What you should do: Would you transcribe the listing that follows, character for character, and omit its images?

Records supplied:
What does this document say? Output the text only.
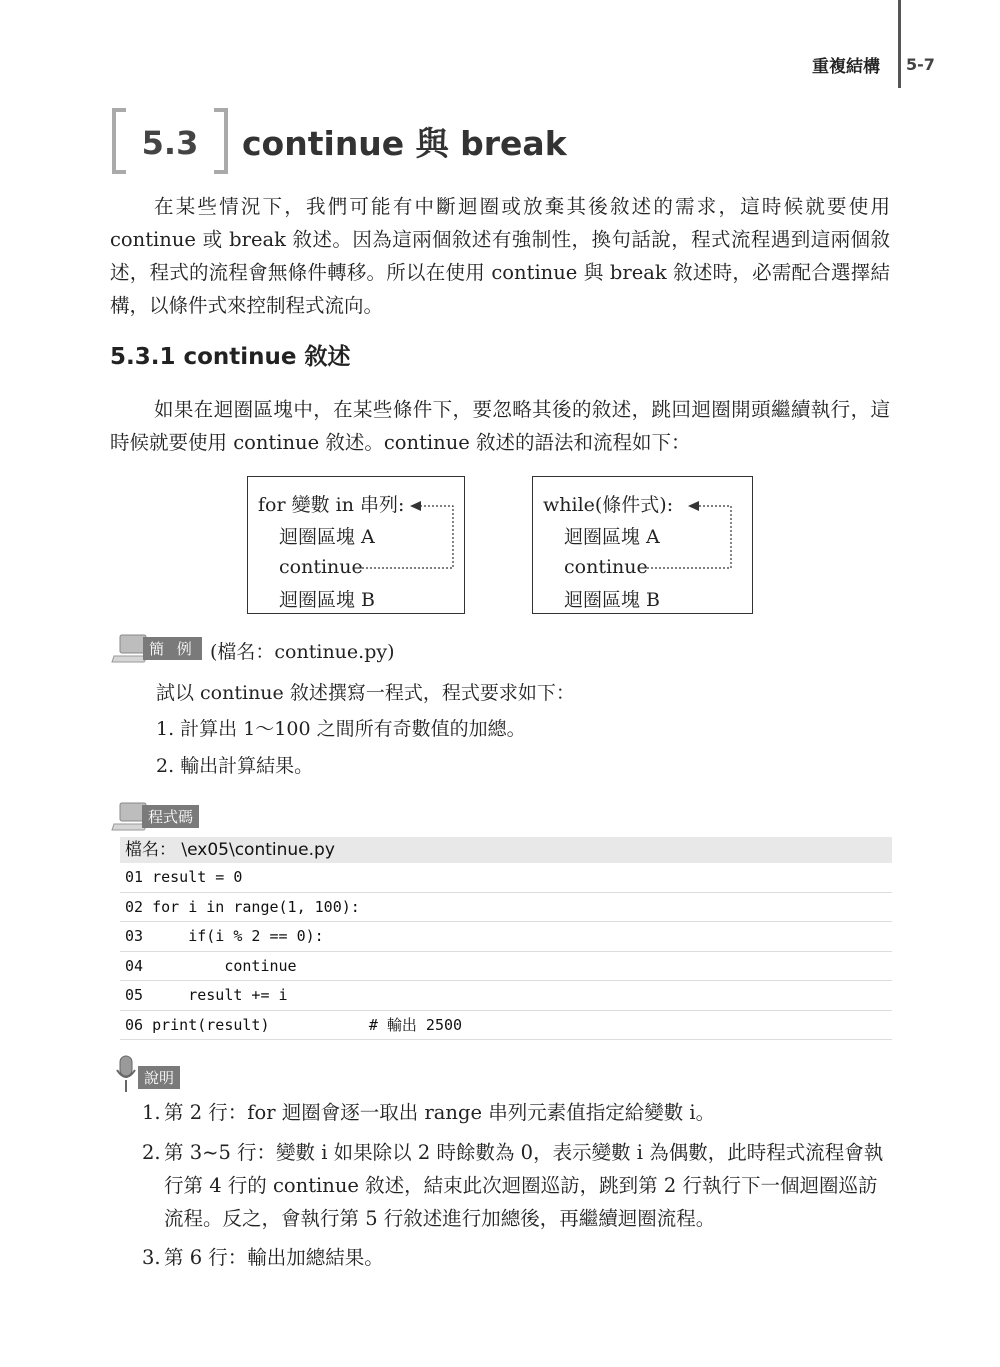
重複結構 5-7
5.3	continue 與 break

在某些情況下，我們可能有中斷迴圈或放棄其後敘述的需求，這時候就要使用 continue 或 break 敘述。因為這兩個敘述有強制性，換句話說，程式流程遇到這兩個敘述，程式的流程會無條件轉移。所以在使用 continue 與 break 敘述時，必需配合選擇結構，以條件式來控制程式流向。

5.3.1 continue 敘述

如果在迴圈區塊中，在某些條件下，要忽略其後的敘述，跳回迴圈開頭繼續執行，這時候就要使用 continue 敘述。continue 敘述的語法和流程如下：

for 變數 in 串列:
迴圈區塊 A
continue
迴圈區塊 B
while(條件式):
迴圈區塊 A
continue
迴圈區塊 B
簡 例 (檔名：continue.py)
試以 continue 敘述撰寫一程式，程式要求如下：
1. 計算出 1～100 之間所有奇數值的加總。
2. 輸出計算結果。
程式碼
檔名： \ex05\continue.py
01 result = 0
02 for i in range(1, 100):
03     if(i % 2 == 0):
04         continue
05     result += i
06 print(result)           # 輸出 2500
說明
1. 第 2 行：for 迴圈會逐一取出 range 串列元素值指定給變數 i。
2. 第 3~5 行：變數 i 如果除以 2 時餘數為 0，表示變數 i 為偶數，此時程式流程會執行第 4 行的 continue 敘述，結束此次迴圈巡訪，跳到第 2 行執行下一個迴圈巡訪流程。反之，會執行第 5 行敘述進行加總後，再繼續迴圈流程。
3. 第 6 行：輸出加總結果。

Result for this task:
What does this document say? Output the text only.
重複結構 5-7
5.3	continue 與 break

在某些情況下，我們可能有中斷迴圈或放棄其後敘述的需求，這時候就要使用 continue 或 break 敘述。因為這兩個敘述有強制性，換句話說，程式流程遇到這兩個敘述，程式的流程會無條件轉移。所以在使用 continue 與 break 敘述時，必需配合選擇結構，以條件式來控制程式流向。

5.3.1 continue 敘述

如果在迴圈區塊中，在某些條件下，要忽略其後的敘述，跳回迴圈開頭繼續執行，這時候就要使用 continue 敘述。continue 敘述的語法和流程如下：

for 變數 in 串列:
迴圈區塊 A
continue
迴圈區塊 B
while(條件式):
迴圈區塊 A
continue
迴圈區塊 B
簡 例 (檔名：continue.py)
試以 continue 敘述撰寫一程式，程式要求如下：
1. 計算出 1～100 之間所有奇數值的加總。
2. 輸出計算結果。
程式碼
檔名： \ex05\continue.py
01 result = 0
02 for i in range(1, 100):
03     if(i % 2 == 0):
04         continue
05     result += i
06 print(result)           # 輸出 2500
說明
1. 第 2 行：for 迴圈會逐一取出 range 串列元素值指定給變數 i。
2. 第 3~5 行：變數 i 如果除以 2 時餘數為 0，表示變數 i 為偶數，此時程式流程會執行第 4 行的 continue 敘述，結束此次迴圈巡訪，跳到第 2 行執行下一個迴圈巡訪流程。反之，會執行第 5 行敘述進行加總後，再繼續迴圈流程。
3. 第 6 行：輸出加總結果。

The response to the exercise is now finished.